==== RAW RECORDS

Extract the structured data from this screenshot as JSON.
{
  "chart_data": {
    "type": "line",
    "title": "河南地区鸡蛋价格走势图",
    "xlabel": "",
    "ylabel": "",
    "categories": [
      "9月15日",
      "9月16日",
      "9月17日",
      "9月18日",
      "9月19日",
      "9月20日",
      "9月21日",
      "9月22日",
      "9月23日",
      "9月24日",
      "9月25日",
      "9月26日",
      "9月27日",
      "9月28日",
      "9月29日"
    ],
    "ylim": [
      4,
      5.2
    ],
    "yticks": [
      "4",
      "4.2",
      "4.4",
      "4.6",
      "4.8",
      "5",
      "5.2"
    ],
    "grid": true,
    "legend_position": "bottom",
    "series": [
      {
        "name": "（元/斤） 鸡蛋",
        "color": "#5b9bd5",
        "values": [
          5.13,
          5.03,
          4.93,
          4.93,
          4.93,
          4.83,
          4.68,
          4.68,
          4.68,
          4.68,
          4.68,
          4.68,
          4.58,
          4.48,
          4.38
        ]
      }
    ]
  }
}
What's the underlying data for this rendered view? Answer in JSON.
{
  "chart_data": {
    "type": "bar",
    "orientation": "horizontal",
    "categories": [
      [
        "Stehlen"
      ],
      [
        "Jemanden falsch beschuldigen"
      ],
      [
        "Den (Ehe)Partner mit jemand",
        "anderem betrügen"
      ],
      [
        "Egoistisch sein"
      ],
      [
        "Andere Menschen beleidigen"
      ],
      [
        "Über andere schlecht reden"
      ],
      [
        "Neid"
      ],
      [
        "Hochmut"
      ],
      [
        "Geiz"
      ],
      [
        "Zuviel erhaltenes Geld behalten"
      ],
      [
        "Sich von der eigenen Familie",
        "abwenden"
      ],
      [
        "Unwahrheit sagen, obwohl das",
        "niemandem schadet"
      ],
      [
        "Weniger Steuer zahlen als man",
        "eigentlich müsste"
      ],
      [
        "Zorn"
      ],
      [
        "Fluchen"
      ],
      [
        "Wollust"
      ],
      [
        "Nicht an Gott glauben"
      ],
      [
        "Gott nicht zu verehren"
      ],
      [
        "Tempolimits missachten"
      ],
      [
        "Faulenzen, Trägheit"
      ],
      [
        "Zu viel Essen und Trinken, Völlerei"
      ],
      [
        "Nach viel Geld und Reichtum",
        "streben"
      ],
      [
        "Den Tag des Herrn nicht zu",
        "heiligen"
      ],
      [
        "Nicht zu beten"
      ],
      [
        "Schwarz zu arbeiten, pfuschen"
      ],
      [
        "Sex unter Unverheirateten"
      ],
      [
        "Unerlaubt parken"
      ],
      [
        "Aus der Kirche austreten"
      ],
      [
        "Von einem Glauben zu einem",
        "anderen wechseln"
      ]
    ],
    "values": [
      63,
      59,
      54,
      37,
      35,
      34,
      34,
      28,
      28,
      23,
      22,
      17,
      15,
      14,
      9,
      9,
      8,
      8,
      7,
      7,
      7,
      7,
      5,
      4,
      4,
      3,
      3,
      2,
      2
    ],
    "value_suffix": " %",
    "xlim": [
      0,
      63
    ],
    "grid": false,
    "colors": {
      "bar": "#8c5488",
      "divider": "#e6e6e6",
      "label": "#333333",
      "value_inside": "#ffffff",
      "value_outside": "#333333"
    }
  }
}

========

EXERCISE TASK: Would you reproduce all the entries exactly?

WRITTEN REPLY:
Extract the structured data from this screenshot as JSON.
{
  "chart_data": {
    "type": "line",
    "title": "河南地区鸡蛋价格走势图",
    "xlabel": "",
    "ylabel": "",
    "categories": [
      "9月15日",
      "9月16日",
      "9月17日",
      "9月18日",
      "9月19日",
      "9月20日",
      "9月21日",
      "9月22日",
      "9月23日",
      "9月24日",
      "9月25日",
      "9月26日",
      "9月27日",
      "9月28日",
      "9月29日"
    ],
    "ylim": [
      4,
      5.2
    ],
    "yticks": [
      "4",
      "4.2",
      "4.4",
      "4.6",
      "4.8",
      "5",
      "5.2"
    ],
    "grid": true,
    "legend_position": "bottom",
    "series": [
      {
        "name": "（元/斤） 鸡蛋",
        "color": "#5b9bd5",
        "values": [
          5.13,
          5.03,
          4.93,
          4.93,
          4.93,
          4.83,
          4.68,
          4.68,
          4.68,
          4.68,
          4.68,
          4.68,
          4.58,
          4.48,
          4.38
        ]
      }
    ]
  }
}
What's the underlying data for this rendered view? Answer in JSON.
{
  "chart_data": {
    "type": "bar",
    "orientation": "horizontal",
    "categories": [
      [
        "Stehlen"
      ],
      [
        "Jemanden falsch beschuldigen"
      ],
      [
        "Den (Ehe)Partner mit jemand",
        "anderem betrügen"
      ],
      [
        "Egoistisch sein"
      ],
      [
        "Andere Menschen beleidigen"
      ],
      [
        "Über andere schlecht reden"
      ],
      [
        "Neid"
      ],
      [
        "Hochmut"
      ],
      [
        "Geiz"
      ],
      [
        "Zuviel erhaltenes Geld behalten"
      ],
      [
        "Sich von der eigenen Familie",
        "abwenden"
      ],
      [
        "Unwahrheit sagen, obwohl das",
        "niemandem schadet"
      ],
      [
        "Weniger Steuer zahlen als man",
        "eigentlich müsste"
      ],
      [
        "Zorn"
      ],
      [
        "Fluchen"
      ],
      [
        "Wollust"
      ],
      [
        "Nicht an Gott glauben"
      ],
      [
        "Gott nicht zu verehren"
      ],
      [
        "Tempolimits missachten"
      ],
      [
        "Faulenzen, Trägheit"
      ],
      [
        "Zu viel Essen und Trinken, Völlerei"
      ],
      [
        "Nach viel Geld und Reichtum",
        "streben"
      ],
      [
        "Den Tag des Herrn nicht zu",
        "heiligen"
      ],
      [
        "Nicht zu beten"
      ],
      [
        "Schwarz zu arbeiten, pfuschen"
      ],
      [
        "Sex unter Unverheirateten"
      ],
      [
        "Unerlaubt parken"
      ],
      [
        "Aus der Kirche austreten"
      ],
      [
        "Von einem Glauben zu einem",
        "anderen wechseln"
      ]
    ],
    "values": [
      63,
      59,
      54,
      37,
      35,
      34,
      34,
      28,
      28,
      23,
      22,
      17,
      15,
      14,
      9,
      9,
      8,
      8,
      7,
      7,
      7,
      7,
      5,
      4,
      4,
      3,
      3,
      2,
      2
    ],
    "value_suffix": " %",
    "xlim": [
      0,
      63
    ],
    "grid": false,
    "colors": {
      "bar": "#8c5488",
      "divider": "#e6e6e6",
      "label": "#333333",
      "value_inside": "#ffffff",
      "value_outside": "#333333"
    }
  }
}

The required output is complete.